Given text =
--------------------------------

My lease (at the mobile home park where I rent my lot) forbids using melting salt on the sidewalks and driveways. I note here that every last tenant in this park, myself included, disregards this rule, as slipping and sliding on the ice and breaking a bone or two can seriously mess up your chi.
Why does my landlord care, anyway (and actually, he doesn’t; this rule has never been enforced since I’ve lived here)? Will melting salts somehow shorten the life of concrete?
Using salt on concrete does cause it to break up. Salt does a wonderful job melting ice/snow but when all the water from the snow evaopates the salt returns to it’s crystaline form. The crystals get down into the concrete and are strong enough to break it apart. As a result the concrete pits and flakes off. The best thing to use is calcium chloride ice melt. Most likely you’ll see it sitting right next to salt in the store at about double the price. It’s exspensive but it works at lower temperatures and doesn’t harm concrete.

--------------------------------

Required action A = Retype the passage on melting salt and concrete from "My lease (at" up to and including "life of concrete?", without any changes.
Required action B = Continue the passage on melting salt and concrete, beginning immediately after its final sentence.

--------------------------------

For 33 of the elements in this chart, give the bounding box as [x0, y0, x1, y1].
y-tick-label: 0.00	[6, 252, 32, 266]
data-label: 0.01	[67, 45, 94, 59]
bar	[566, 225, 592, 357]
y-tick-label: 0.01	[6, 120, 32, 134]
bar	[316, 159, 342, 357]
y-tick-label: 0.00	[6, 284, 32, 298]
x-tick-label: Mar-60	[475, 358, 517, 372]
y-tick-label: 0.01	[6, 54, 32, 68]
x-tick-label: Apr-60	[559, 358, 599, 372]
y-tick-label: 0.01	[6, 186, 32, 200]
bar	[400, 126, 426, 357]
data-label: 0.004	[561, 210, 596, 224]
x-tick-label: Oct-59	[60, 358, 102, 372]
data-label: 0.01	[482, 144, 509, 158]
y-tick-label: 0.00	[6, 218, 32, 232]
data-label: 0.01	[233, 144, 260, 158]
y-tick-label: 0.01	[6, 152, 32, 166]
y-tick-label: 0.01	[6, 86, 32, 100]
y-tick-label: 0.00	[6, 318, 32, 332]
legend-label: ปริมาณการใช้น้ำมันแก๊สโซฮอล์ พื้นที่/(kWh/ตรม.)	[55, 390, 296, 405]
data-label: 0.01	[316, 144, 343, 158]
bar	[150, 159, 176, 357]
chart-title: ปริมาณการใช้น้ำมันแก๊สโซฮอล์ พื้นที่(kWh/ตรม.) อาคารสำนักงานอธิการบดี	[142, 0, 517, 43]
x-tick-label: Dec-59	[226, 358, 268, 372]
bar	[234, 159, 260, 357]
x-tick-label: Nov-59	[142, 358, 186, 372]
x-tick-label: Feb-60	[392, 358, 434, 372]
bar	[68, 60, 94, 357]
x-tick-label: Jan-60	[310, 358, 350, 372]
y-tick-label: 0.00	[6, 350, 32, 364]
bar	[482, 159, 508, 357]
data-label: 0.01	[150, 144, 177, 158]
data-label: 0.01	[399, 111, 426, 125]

--------------------------------

Exercise result A =
My lease (at the mobile home park where I rent my lot) forbids using melting salt on the sidewalks and driveways. I note here that every last tenant in this park, myself included, disregards this rule, as slipping and sliding on the ice and breaking a bone or two can seriously mess up your chi.
Why does my landlord care, anyway (and actually, he doesn’t; this rule has never been enforced since I’ve lived here)? Will melting salts somehow shorten the life of concrete?

Exercise result B =
Rock salt also causes other damage, e.g., when it runs off, it can kill vegatation is fairly low concentrations. It also builds up over time. So the next person to move in plants some daisies next to the walk and they all die. The owner has to live with it long term.
I lived in one of the snowiest parts of the country for several years. Never used salt. A shovel and an ice scraper always worked better, faster and cheaper with no side effects. (Except good exercise in winter.)